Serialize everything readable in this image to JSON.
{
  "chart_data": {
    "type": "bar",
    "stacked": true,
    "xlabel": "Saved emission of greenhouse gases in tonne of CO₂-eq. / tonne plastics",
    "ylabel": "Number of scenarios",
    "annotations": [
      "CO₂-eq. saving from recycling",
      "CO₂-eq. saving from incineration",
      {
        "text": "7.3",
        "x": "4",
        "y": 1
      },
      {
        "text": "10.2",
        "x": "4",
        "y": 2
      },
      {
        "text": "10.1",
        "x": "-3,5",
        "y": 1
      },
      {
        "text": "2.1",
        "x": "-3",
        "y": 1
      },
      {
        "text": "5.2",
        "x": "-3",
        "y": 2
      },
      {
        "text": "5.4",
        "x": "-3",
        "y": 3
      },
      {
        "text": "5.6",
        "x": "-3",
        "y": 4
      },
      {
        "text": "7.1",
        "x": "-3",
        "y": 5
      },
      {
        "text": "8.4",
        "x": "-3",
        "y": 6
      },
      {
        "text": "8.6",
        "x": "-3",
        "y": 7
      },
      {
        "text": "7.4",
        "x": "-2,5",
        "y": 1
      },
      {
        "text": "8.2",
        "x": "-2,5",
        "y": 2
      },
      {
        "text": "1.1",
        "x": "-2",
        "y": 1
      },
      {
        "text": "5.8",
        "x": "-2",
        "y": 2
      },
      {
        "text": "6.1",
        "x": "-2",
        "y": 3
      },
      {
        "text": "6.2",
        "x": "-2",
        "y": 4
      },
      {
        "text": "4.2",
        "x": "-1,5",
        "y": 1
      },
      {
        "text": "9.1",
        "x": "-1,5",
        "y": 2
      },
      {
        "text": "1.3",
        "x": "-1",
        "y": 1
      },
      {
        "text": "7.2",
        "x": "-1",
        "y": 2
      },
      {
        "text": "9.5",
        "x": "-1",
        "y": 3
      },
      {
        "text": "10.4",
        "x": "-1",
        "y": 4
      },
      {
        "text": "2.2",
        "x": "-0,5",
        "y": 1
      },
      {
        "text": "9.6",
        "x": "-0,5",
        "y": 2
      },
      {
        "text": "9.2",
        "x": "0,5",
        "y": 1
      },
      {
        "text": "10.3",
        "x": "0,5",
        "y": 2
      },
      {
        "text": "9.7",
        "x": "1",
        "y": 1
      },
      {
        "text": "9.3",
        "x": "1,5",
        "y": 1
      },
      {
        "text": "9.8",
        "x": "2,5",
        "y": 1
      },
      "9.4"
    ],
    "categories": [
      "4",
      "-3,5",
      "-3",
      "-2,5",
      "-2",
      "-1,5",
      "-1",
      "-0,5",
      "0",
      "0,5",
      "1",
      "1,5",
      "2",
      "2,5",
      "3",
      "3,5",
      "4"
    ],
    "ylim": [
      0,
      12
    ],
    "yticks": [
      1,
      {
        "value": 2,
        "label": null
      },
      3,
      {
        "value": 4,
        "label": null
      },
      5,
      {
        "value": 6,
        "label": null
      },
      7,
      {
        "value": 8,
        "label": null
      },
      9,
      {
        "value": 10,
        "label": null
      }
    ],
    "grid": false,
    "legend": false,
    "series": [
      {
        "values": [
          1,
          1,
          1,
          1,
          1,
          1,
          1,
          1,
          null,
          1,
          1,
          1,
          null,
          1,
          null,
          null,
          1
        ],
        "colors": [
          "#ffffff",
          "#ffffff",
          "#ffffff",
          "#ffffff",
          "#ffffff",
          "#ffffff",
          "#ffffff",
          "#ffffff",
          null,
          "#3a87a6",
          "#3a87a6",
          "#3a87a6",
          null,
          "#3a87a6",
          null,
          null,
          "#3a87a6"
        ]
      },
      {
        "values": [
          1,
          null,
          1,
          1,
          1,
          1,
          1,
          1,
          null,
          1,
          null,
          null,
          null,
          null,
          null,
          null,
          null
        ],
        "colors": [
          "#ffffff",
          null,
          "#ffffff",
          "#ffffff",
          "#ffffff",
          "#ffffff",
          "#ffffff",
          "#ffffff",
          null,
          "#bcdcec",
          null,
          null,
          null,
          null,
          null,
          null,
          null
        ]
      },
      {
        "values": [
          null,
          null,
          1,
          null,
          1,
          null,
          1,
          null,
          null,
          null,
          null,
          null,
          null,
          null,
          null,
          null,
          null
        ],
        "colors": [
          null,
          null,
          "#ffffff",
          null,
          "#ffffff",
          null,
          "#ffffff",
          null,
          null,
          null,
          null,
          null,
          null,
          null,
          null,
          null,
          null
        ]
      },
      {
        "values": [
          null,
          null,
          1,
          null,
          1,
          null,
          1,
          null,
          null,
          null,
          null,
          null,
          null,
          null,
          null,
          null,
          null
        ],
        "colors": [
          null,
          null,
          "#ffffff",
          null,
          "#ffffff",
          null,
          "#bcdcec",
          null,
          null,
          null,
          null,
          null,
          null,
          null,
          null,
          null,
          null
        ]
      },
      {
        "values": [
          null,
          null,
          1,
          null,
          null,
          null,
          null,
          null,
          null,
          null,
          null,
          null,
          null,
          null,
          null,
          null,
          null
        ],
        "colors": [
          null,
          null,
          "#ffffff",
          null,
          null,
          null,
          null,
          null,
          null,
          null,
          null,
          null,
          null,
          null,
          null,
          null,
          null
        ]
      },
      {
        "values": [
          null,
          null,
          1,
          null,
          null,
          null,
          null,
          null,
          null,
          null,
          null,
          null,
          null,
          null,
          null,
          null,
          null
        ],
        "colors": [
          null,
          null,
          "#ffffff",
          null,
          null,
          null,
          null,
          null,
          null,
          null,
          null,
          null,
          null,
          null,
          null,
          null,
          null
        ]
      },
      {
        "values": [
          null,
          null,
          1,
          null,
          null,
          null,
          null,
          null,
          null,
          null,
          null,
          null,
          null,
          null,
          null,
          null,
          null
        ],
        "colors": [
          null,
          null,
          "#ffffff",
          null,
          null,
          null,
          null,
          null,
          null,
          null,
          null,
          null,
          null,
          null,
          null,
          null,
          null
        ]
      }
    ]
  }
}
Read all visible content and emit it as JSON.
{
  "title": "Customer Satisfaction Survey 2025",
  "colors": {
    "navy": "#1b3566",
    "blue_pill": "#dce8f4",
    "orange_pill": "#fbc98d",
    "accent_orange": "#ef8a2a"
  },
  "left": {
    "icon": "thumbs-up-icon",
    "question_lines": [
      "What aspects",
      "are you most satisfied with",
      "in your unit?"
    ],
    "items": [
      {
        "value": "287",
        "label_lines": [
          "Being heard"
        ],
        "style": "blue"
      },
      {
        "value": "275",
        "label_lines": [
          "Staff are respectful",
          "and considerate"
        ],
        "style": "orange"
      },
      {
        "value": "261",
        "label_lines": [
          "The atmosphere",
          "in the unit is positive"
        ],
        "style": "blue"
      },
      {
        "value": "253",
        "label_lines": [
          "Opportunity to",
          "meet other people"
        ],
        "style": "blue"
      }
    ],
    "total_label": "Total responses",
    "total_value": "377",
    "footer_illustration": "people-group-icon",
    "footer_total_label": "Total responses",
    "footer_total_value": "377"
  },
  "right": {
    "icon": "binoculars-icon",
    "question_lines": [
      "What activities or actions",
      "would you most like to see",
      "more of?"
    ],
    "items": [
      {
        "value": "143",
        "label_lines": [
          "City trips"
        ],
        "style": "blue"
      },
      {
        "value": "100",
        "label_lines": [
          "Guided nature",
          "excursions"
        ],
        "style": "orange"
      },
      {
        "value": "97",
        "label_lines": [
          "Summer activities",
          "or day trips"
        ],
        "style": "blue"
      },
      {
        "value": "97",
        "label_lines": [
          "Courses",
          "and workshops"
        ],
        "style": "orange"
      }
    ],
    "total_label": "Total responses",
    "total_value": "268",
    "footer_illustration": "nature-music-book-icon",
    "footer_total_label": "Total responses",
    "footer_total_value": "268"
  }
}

* Task to carry out *
Take the lines from the one containing "Read all visible content and emit it as JSON." to the last line of the material above and write them out exactly.

* Exercise answer *
Read all visible content and emit it as JSON.
{
  "title": "Customer Satisfaction Survey 2025",
  "colors": {
    "navy": "#1b3566",
    "blue_pill": "#dce8f4",
    "orange_pill": "#fbc98d",
    "accent_orange": "#ef8a2a"
  },
  "left": {
    "icon": "thumbs-up-icon",
    "question_lines": [
      "What aspects",
      "are you most satisfied with",
      "in your unit?"
    ],
    "items": [
      {
        "value": "287",
        "label_lines": [
          "Being heard"
        ],
        "style": "blue"
      },
      {
        "value": "275",
        "label_lines": [
          "Staff are respectful",
          "and considerate"
        ],
        "style": "orange"
      },
      {
        "value": "261",
        "label_lines": [
          "The atmosphere",
          "in the unit is positive"
        ],
        "style": "blue"
      },
      {
        "value": "253",
        "label_lines": [
          "Opportunity to",
          "meet other people"
        ],
        "style": "blue"
      }
    ],
    "total_label": "Total responses",
    "total_value": "377",
    "footer_illustration": "people-group-icon",
    "footer_total_label": "Total responses",
    "footer_total_value": "377"
  },
  "right": {
    "icon": "binoculars-icon",
    "question_lines": [
      "What activities or actions",
      "would you most like to see",
      "more of?"
    ],
    "items": [
      {
        "value": "143",
        "label_lines": [
          "City trips"
        ],
        "style": "blue"
      },
      {
        "value": "100",
        "label_lines": [
          "Guided nature",
          "excursions"
        ],
        "style": "orange"
      },
      {
        "value": "97",
        "label_lines": [
          "Summer activities",
          "or day trips"
        ],
        "style": "blue"
      },
      {
        "value": "97",
        "label_lines": [
          "Courses",
          "and workshops"
        ],
        "style": "orange"
      }
    ],
    "total_label": "Total responses",
    "total_value": "268",
    "footer_illustration": "nature-music-book-icon",
    "footer_total_label": "Total responses",
    "footer_total_value": "268"
  }
}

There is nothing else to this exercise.